::: DATA FOR THE TASK :::

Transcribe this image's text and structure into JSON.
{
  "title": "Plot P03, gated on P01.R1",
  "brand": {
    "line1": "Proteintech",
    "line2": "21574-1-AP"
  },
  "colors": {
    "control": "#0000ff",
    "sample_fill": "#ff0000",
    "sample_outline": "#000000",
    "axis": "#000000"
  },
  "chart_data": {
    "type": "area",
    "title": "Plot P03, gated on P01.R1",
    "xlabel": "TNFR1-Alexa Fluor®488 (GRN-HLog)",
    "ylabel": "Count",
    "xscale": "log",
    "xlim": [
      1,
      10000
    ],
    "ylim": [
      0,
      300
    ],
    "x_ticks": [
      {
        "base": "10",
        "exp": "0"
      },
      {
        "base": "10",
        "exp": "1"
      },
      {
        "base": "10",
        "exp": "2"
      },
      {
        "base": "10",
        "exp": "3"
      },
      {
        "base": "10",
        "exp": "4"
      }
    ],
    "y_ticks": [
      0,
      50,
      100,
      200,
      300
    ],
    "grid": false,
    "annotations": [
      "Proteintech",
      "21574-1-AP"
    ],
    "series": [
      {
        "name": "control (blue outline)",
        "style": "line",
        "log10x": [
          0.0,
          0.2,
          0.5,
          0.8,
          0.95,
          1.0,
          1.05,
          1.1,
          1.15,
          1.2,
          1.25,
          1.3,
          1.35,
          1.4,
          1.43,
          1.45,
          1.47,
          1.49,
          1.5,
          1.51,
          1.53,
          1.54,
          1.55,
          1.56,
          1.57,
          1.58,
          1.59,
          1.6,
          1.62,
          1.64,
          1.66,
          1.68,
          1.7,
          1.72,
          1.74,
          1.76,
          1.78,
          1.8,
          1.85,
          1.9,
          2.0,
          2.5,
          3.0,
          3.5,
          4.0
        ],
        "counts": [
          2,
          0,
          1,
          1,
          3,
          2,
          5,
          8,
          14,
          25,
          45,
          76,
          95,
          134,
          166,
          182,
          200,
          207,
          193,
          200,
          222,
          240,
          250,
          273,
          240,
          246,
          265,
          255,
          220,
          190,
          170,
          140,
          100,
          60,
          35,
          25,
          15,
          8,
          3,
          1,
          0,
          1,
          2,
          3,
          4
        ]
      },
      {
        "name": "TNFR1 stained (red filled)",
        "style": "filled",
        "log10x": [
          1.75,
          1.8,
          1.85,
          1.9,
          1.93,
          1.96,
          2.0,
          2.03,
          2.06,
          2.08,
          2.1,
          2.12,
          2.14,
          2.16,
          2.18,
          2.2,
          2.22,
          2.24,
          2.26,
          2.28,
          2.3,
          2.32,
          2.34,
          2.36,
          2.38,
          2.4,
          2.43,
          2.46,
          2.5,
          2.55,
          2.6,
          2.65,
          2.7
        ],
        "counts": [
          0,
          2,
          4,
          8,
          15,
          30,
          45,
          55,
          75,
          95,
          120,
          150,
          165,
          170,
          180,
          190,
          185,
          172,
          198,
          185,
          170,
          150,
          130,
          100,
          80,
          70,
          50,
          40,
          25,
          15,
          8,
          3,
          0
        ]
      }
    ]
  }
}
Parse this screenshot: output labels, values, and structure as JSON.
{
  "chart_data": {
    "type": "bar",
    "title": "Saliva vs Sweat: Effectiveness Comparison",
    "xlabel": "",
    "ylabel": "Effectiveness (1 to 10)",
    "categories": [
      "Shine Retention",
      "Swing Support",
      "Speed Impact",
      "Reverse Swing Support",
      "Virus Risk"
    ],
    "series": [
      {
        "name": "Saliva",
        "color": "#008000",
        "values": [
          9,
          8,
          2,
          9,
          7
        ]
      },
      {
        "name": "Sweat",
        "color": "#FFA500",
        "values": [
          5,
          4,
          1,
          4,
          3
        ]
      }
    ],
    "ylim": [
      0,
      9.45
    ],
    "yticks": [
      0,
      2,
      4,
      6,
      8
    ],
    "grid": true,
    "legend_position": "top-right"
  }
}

:::

WHAT YOU HAVE TO DO ▸ All of the data above needs to be written out again, exactly.

ANSWER ▸
Transcribe this image's text and structure into JSON.
{
  "title": "Plot P03, gated on P01.R1",
  "brand": {
    "line1": "Proteintech",
    "line2": "21574-1-AP"
  },
  "colors": {
    "control": "#0000ff",
    "sample_fill": "#ff0000",
    "sample_outline": "#000000",
    "axis": "#000000"
  },
  "chart_data": {
    "type": "area",
    "title": "Plot P03, gated on P01.R1",
    "xlabel": "TNFR1-Alexa Fluor®488 (GRN-HLog)",
    "ylabel": "Count",
    "xscale": "log",
    "xlim": [
      1,
      10000
    ],
    "ylim": [
      0,
      300
    ],
    "x_ticks": [
      {
        "base": "10",
        "exp": "0"
      },
      {
        "base": "10",
        "exp": "1"
      },
      {
        "base": "10",
        "exp": "2"
      },
      {
        "base": "10",
        "exp": "3"
      },
      {
        "base": "10",
        "exp": "4"
      }
    ],
    "y_ticks": [
      0,
      50,
      100,
      200,
      300
    ],
    "grid": false,
    "annotations": [
      "Proteintech",
      "21574-1-AP"
    ],
    "series": [
      {
        "name": "control (blue outline)",
        "style": "line",
        "log10x": [
          0.0,
          0.2,
          0.5,
          0.8,
          0.95,
          1.0,
          1.05,
          1.1,
          1.15,
          1.2,
          1.25,
          1.3,
          1.35,
          1.4,
          1.43,
          1.45,
          1.47,
          1.49,
          1.5,
          1.51,
          1.53,
          1.54,
          1.55,
          1.56,
          1.57,
          1.58,
          1.59,
          1.6,
          1.62,
          1.64,
          1.66,
          1.68,
          1.7,
          1.72,
          1.74,
          1.76,
          1.78,
          1.8,
          1.85,
          1.9,
          2.0,
          2.5,
          3.0,
          3.5,
          4.0
        ],
        "counts": [
          2,
          0,
          1,
          1,
          3,
          2,
          5,
          8,
          14,
          25,
          45,
          76,
          95,
          134,
          166,
          182,
          200,
          207,
          193,
          200,
          222,
          240,
          250,
          273,
          240,
          246,
          265,
          255,
          220,
          190,
          170,
          140,
          100,
          60,
          35,
          25,
          15,
          8,
          3,
          1,
          0,
          1,
          2,
          3,
          4
        ]
      },
      {
        "name": "TNFR1 stained (red filled)",
        "style": "filled",
        "log10x": [
          1.75,
          1.8,
          1.85,
          1.9,
          1.93,
          1.96,
          2.0,
          2.03,
          2.06,
          2.08,
          2.1,
          2.12,
          2.14,
          2.16,
          2.18,
          2.2,
          2.22,
          2.24,
          2.26,
          2.28,
          2.3,
          2.32,
          2.34,
          2.36,
          2.38,
          2.4,
          2.43,
          2.46,
          2.5,
          2.55,
          2.6,
          2.65,
          2.7
        ],
        "counts": [
          0,
          2,
          4,
          8,
          15,
          30,
          45,
          55,
          75,
          95,
          120,
          150,
          165,
          170,
          180,
          190,
          185,
          172,
          198,
          185,
          170,
          150,
          130,
          100,
          80,
          70,
          50,
          40,
          25,
          15,
          8,
          3,
          0
        ]
      }
    ]
  }
}
Parse this screenshot: output labels, values, and structure as JSON.
{
  "chart_data": {
    "type": "bar",
    "title": "Saliva vs Sweat: Effectiveness Comparison",
    "xlabel": "",
    "ylabel": "Effectiveness (1 to 10)",
    "categories": [
      "Shine Retention",
      "Swing Support",
      "Speed Impact",
      "Reverse Swing Support",
      "Virus Risk"
    ],
    "series": [
      {
        "name": "Saliva",
        "color": "#008000",
        "values": [
          9,
          8,
          2,
          9,
          7
        ]
      },
      {
        "name": "Sweat",
        "color": "#FFA500",
        "values": [
          5,
          4,
          1,
          4,
          3
        ]
      }
    ],
    "ylim": [
      0,
      9.45
    ],
    "yticks": [
      0,
      2,
      4,
      6,
      8
    ],
    "grid": true,
    "legend_position": "top-right"
  }
}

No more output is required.